_Data entries_
_ _ _

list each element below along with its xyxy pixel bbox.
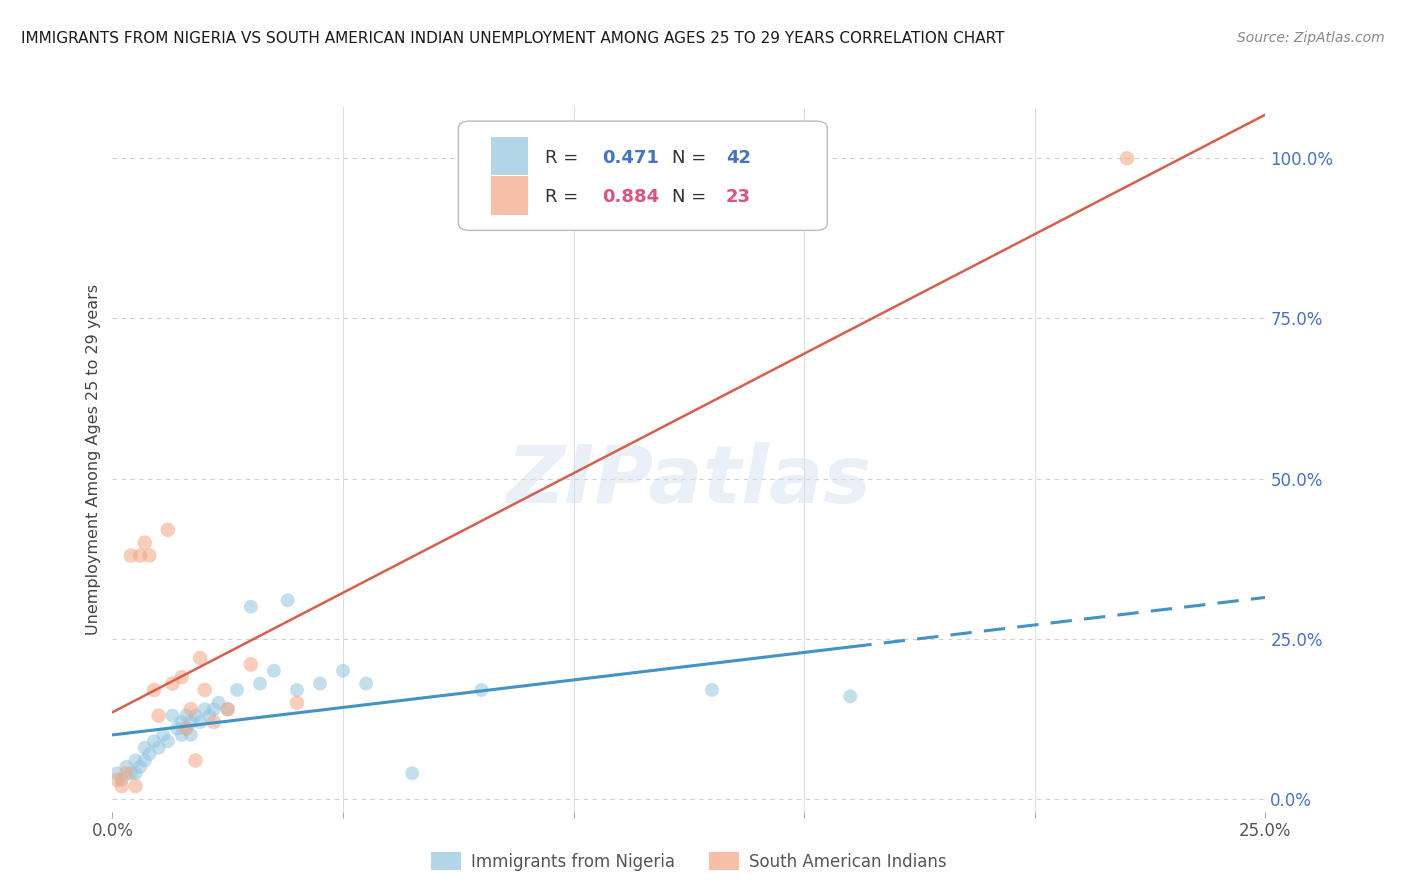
Point <box>207 696 229 710</box>
Point <box>180 702 202 716</box>
Point <box>152 728 174 742</box>
Text: 0.884: 0.884 <box>603 188 659 206</box>
Point <box>124 779 146 793</box>
Y-axis label: Unemployment Among Ages 25 to 29 years: Unemployment Among Ages 25 to 29 years <box>86 284 101 635</box>
Point <box>174 708 197 723</box>
Point <box>263 664 285 678</box>
Text: N =: N = <box>672 188 711 206</box>
Point <box>188 714 211 729</box>
Point <box>470 683 492 698</box>
Point <box>166 722 188 736</box>
Point <box>170 728 193 742</box>
Point <box>120 766 142 780</box>
Point <box>354 676 377 690</box>
Point <box>105 772 128 787</box>
Point <box>401 766 423 780</box>
Point <box>277 593 299 607</box>
Text: IMMIGRANTS FROM NIGERIA VS SOUTH AMERICAN INDIAN UNEMPLOYMENT AMONG AGES 25 TO 2: IMMIGRANTS FROM NIGERIA VS SOUTH AMERICA… <box>21 31 1005 46</box>
Point <box>217 702 239 716</box>
Point <box>202 714 225 729</box>
Text: Source: ZipAtlas.com: Source: ZipAtlas.com <box>1237 31 1385 45</box>
Text: R =: R = <box>546 149 583 167</box>
Point <box>174 722 197 736</box>
FancyBboxPatch shape <box>458 121 827 230</box>
Point <box>143 734 166 748</box>
Point <box>129 549 152 563</box>
Point <box>239 657 262 672</box>
Point <box>332 664 354 678</box>
Point <box>188 651 211 665</box>
Point <box>170 670 193 684</box>
Point <box>138 747 160 761</box>
Point <box>226 683 249 698</box>
Point <box>120 549 142 563</box>
Point <box>148 708 170 723</box>
Point <box>180 728 202 742</box>
Point <box>134 740 156 755</box>
Legend: Immigrants from Nigeria, South American Indians: Immigrants from Nigeria, South American … <box>425 846 953 878</box>
Point <box>134 535 156 549</box>
Point <box>143 683 166 698</box>
Point <box>111 772 134 787</box>
Point <box>134 754 156 768</box>
Point <box>839 690 862 704</box>
Point <box>124 766 146 780</box>
Point <box>156 734 179 748</box>
Text: 23: 23 <box>725 188 751 206</box>
Point <box>148 740 170 755</box>
Point <box>217 702 239 716</box>
Point <box>162 676 184 690</box>
Point <box>184 754 207 768</box>
Text: R =: R = <box>546 188 583 206</box>
Point <box>309 676 332 690</box>
Point <box>111 779 134 793</box>
Bar <box>491 176 527 215</box>
Point <box>194 702 217 716</box>
Point <box>239 599 262 614</box>
Text: 42: 42 <box>725 149 751 167</box>
Point <box>115 766 138 780</box>
Point <box>285 683 308 698</box>
Text: N =: N = <box>672 149 711 167</box>
Point <box>174 722 197 736</box>
Point <box>138 549 160 563</box>
Point <box>700 683 723 698</box>
Point <box>285 696 308 710</box>
Point <box>198 708 221 723</box>
Text: 0.471: 0.471 <box>603 149 659 167</box>
Point <box>180 714 202 729</box>
Point <box>115 760 138 774</box>
Point <box>170 714 193 729</box>
Point <box>162 708 184 723</box>
Point <box>105 766 128 780</box>
Point <box>156 523 179 537</box>
Point <box>129 760 152 774</box>
Point <box>1116 151 1139 165</box>
Point <box>194 683 217 698</box>
Point <box>202 702 225 716</box>
Point <box>249 676 271 690</box>
Text: ZIPatlas: ZIPatlas <box>506 442 872 519</box>
Point <box>124 754 146 768</box>
Point <box>184 708 207 723</box>
Bar <box>491 136 527 176</box>
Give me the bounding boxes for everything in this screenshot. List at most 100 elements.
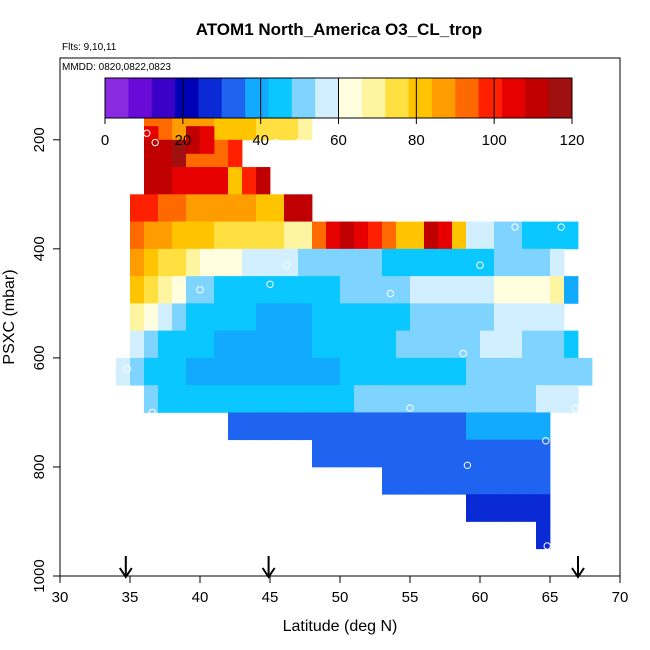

_ _ _

_WHAT IS EXPECTED_
Repeat the rows above line for line, leaving out the pictures.

_RESULT OF THIS TASK_
list each element below along with its xyxy pixel bbox.
Point <box>207 696 229 710</box>
Point <box>180 702 202 716</box>
Point <box>152 728 174 742</box>
Text: 0.884: 0.884 <box>603 188 659 206</box>
Point <box>124 779 146 793</box>
Y-axis label: Unemployment Among Ages 25 to 29 years: Unemployment Among Ages 25 to 29 years <box>86 284 101 635</box>
Point <box>174 708 197 723</box>
Point <box>263 664 285 678</box>
Text: N =: N = <box>672 188 711 206</box>
Point <box>188 714 211 729</box>
Point <box>470 683 492 698</box>
Point <box>166 722 188 736</box>
Point <box>170 728 193 742</box>
Point <box>120 766 142 780</box>
Point <box>354 676 377 690</box>
Point <box>105 772 128 787</box>
Point <box>401 766 423 780</box>
Point <box>277 593 299 607</box>
Text: IMMIGRANTS FROM NIGERIA VS SOUTH AMERICAN INDIAN UNEMPLOYMENT AMONG AGES 25 TO 2: IMMIGRANTS FROM NIGERIA VS SOUTH AMERICA… <box>21 31 1005 46</box>
Point <box>217 702 239 716</box>
Point <box>202 714 225 729</box>
Text: Source: ZipAtlas.com: Source: ZipAtlas.com <box>1237 31 1385 45</box>
Text: R =: R = <box>546 149 583 167</box>
Point <box>174 722 197 736</box>
FancyBboxPatch shape <box>458 121 827 230</box>
Point <box>143 734 166 748</box>
Point <box>129 549 152 563</box>
Point <box>239 657 262 672</box>
Point <box>332 664 354 678</box>
Point <box>188 651 211 665</box>
Point <box>170 670 193 684</box>
Point <box>138 747 160 761</box>
Point <box>226 683 249 698</box>
Point <box>120 549 142 563</box>
Point <box>148 708 170 723</box>
Point <box>180 728 202 742</box>
Point <box>134 740 156 755</box>
Legend: Immigrants from Nigeria, South American Indians: Immigrants from Nigeria, South American … <box>425 846 953 878</box>
Point <box>134 535 156 549</box>
Point <box>143 683 166 698</box>
Point <box>111 772 134 787</box>
Point <box>134 754 156 768</box>
Point <box>839 690 862 704</box>
Point <box>124 766 146 780</box>
Point <box>156 734 179 748</box>
Text: 23: 23 <box>725 188 751 206</box>
Point <box>148 740 170 755</box>
Point <box>217 702 239 716</box>
Point <box>162 676 184 690</box>
Point <box>184 754 207 768</box>
Text: R =: R = <box>546 188 583 206</box>
Point <box>309 676 332 690</box>
Point <box>111 779 134 793</box>
Bar <box>491 176 527 215</box>
Point <box>194 702 217 716</box>
Point <box>239 599 262 614</box>
Text: 42: 42 <box>725 149 751 167</box>
Point <box>115 766 138 780</box>
Point <box>285 683 308 698</box>
Text: N =: N = <box>672 149 711 167</box>
Point <box>174 722 197 736</box>
Point <box>138 549 160 563</box>
Point <box>700 683 723 698</box>
Point <box>285 696 308 710</box>
Point <box>198 708 221 723</box>
Text: 0.471: 0.471 <box>603 149 659 167</box>
Point <box>180 714 202 729</box>
Point <box>115 760 138 774</box>
Point <box>170 714 193 729</box>
Point <box>162 708 184 723</box>
Point <box>105 766 128 780</box>
Point <box>156 523 179 537</box>
Point <box>129 760 152 774</box>
Point <box>1116 151 1139 165</box>
Point <box>194 683 217 698</box>
Point <box>202 702 225 716</box>
Point <box>249 676 271 690</box>
Text: ZIPatlas: ZIPatlas <box>506 442 872 519</box>
Point <box>124 754 146 768</box>
Point <box>184 708 207 723</box>
Bar <box>491 136 527 176</box>
Give me the bounding boxes for everything in this screenshot. List at most 100 elements.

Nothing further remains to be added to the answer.